## What the task requires
Every entry should be repeated exactly. Omit the pictures.
'''
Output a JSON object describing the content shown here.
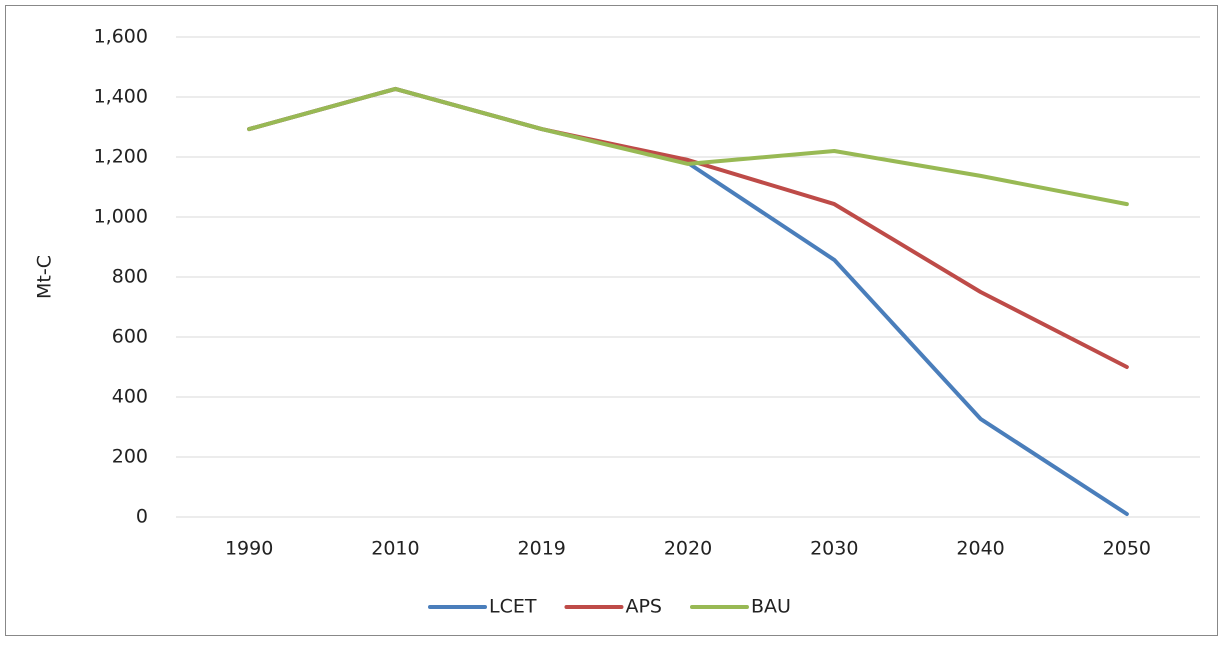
{
  "chart_data": {
    "type": "line",
    "y_label": "Mt-C",
    "categories": [
      "1990",
      "2010",
      "2019",
      "2020",
      "2030",
      "2040",
      "2050"
    ],
    "series": [
      {
        "name": "LCET",
        "color": "#4a7ebb",
        "values": [
          1293,
          1427,
          1293,
          1180,
          857,
          327,
          10
        ]
      },
      {
        "name": "APS",
        "color": "#be4b48",
        "values": [
          1293,
          1427,
          1293,
          1190,
          1043,
          750,
          500
        ]
      },
      {
        "name": "BAU",
        "color": "#98b954",
        "values": [
          1293,
          1427,
          1293,
          1177,
          1220,
          1137,
          1043
        ]
      }
    ],
    "ylim": [
      0,
      1600
    ],
    "yticks": [
      0,
      200,
      400,
      600,
      800,
      {
        "value": 1000,
        "label": "1,000"
      },
      {
        "value": 1200,
        "label": "1,200"
      },
      {
        "value": 1400,
        "label": "1,400"
      },
      {
        "value": 1600,
        "label": "1,600"
      }
    ],
    "grid": true,
    "legend": "bottom"
  }
}
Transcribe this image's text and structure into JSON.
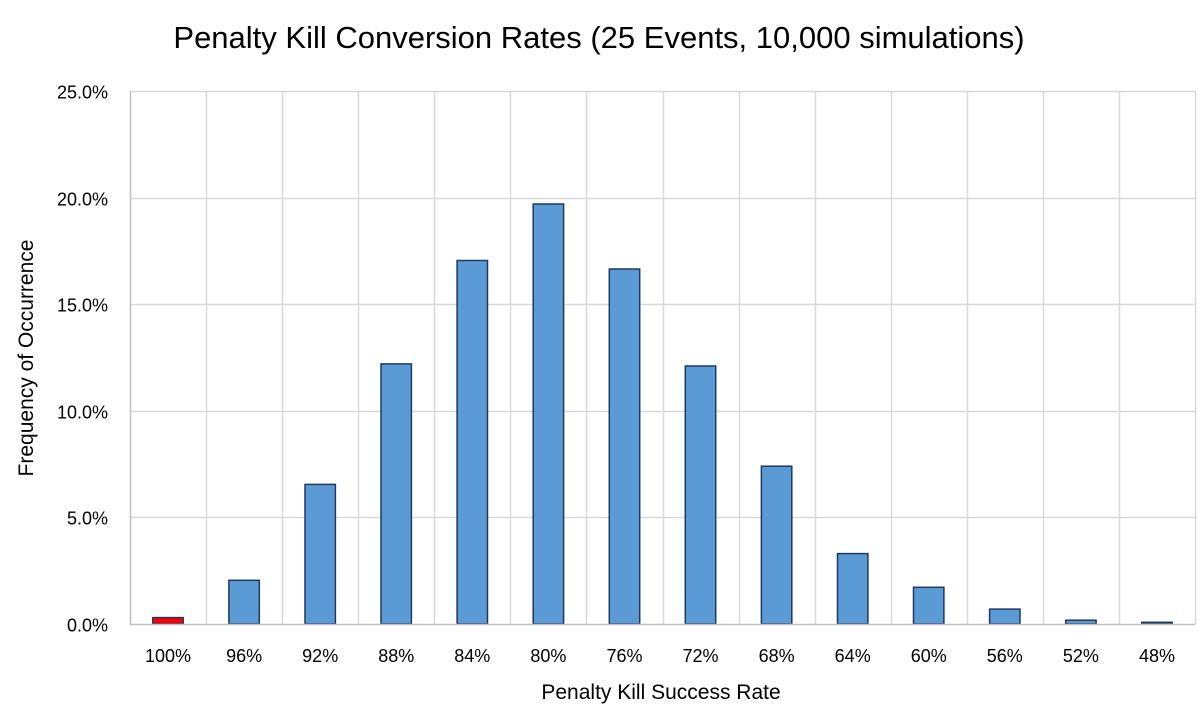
{
  "chart_data": {
    "type": "bar",
    "title": "Penalty Kill Conversion Rates (25 Events, 10,000 simulations)",
    "xlabel": "Penalty Kill Success Rate",
    "ylabel": "Frequency of Occurrence",
    "categories": [
      "100%",
      "96%",
      "92%",
      "88%",
      "84%",
      "80%",
      "76%",
      "72%",
      "68%",
      "64%",
      "60%",
      "56%",
      "52%",
      "48%"
    ],
    "values": [
      0.3,
      2.05,
      6.55,
      12.2,
      17.05,
      19.7,
      16.65,
      12.1,
      7.4,
      3.3,
      1.72,
      0.7,
      0.18,
      0.08
    ],
    "value_unit": "percent",
    "ylim": [
      0,
      25
    ],
    "yticks": [
      0,
      5,
      10,
      15,
      20,
      25
    ],
    "ytick_labels": [
      "0.0%",
      "5.0%",
      "10.0%",
      "15.0%",
      "20.0%",
      "25.0%"
    ],
    "grid": true,
    "legend": "none",
    "highlight_index": 0
  },
  "colors": {
    "bar_fill": "#5B9BD5",
    "bar_stroke": "#1F3864",
    "highlight_fill": "#FF0000",
    "grid": "#D9D9D9",
    "axis": "#BFBFBF",
    "text": "#000000"
  }
}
'''
## Answer to the problem
Output a JSON object describing the content shown here.
{
  "chart_data": {
    "type": "line",
    "y_label": "Mt-C",
    "categories": [
      "1990",
      "2010",
      "2019",
      "2020",
      "2030",
      "2040",
      "2050"
    ],
    "series": [
      {
        "name": "LCET",
        "color": "#4a7ebb",
        "values": [
          1293,
          1427,
          1293,
          1180,
          857,
          327,
          10
        ]
      },
      {
        "name": "APS",
        "color": "#be4b48",
        "values": [
          1293,
          1427,
          1293,
          1190,
          1043,
          750,
          500
        ]
      },
      {
        "name": "BAU",
        "color": "#98b954",
        "values": [
          1293,
          1427,
          1293,
          1177,
          1220,
          1137,
          1043
        ]
      }
    ],
    "ylim": [
      0,
      1600
    ],
    "yticks": [
      0,
      200,
      400,
      600,
      800,
      {
        "value": 1000,
        "label": "1,000"
      },
      {
        "value": 1200,
        "label": "1,200"
      },
      {
        "value": 1400,
        "label": "1,400"
      },
      {
        "value": 1600,
        "label": "1,600"
      }
    ],
    "grid": true,
    "legend": "bottom"
  }
}
Transcribe this image's text and structure into JSON.
{
  "chart_data": {
    "type": "bar",
    "title": "Penalty Kill Conversion Rates (25 Events, 10,000 simulations)",
    "xlabel": "Penalty Kill Success Rate",
    "ylabel": "Frequency of Occurrence",
    "categories": [
      "100%",
      "96%",
      "92%",
      "88%",
      "84%",
      "80%",
      "76%",
      "72%",
      "68%",
      "64%",
      "60%",
      "56%",
      "52%",
      "48%"
    ],
    "values": [
      0.3,
      2.05,
      6.55,
      12.2,
      17.05,
      19.7,
      16.65,
      12.1,
      7.4,
      3.3,
      1.72,
      0.7,
      0.18,
      0.08
    ],
    "value_unit": "percent",
    "ylim": [
      0,
      25
    ],
    "yticks": [
      0,
      5,
      10,
      15,
      20,
      25
    ],
    "ytick_labels": [
      "0.0%",
      "5.0%",
      "10.0%",
      "15.0%",
      "20.0%",
      "25.0%"
    ],
    "grid": true,
    "legend": "none",
    "highlight_index": 0
  },
  "colors": {
    "bar_fill": "#5B9BD5",
    "bar_stroke": "#1F3864",
    "highlight_fill": "#FF0000",
    "grid": "#D9D9D9",
    "axis": "#BFBFBF",
    "text": "#000000"
  }
}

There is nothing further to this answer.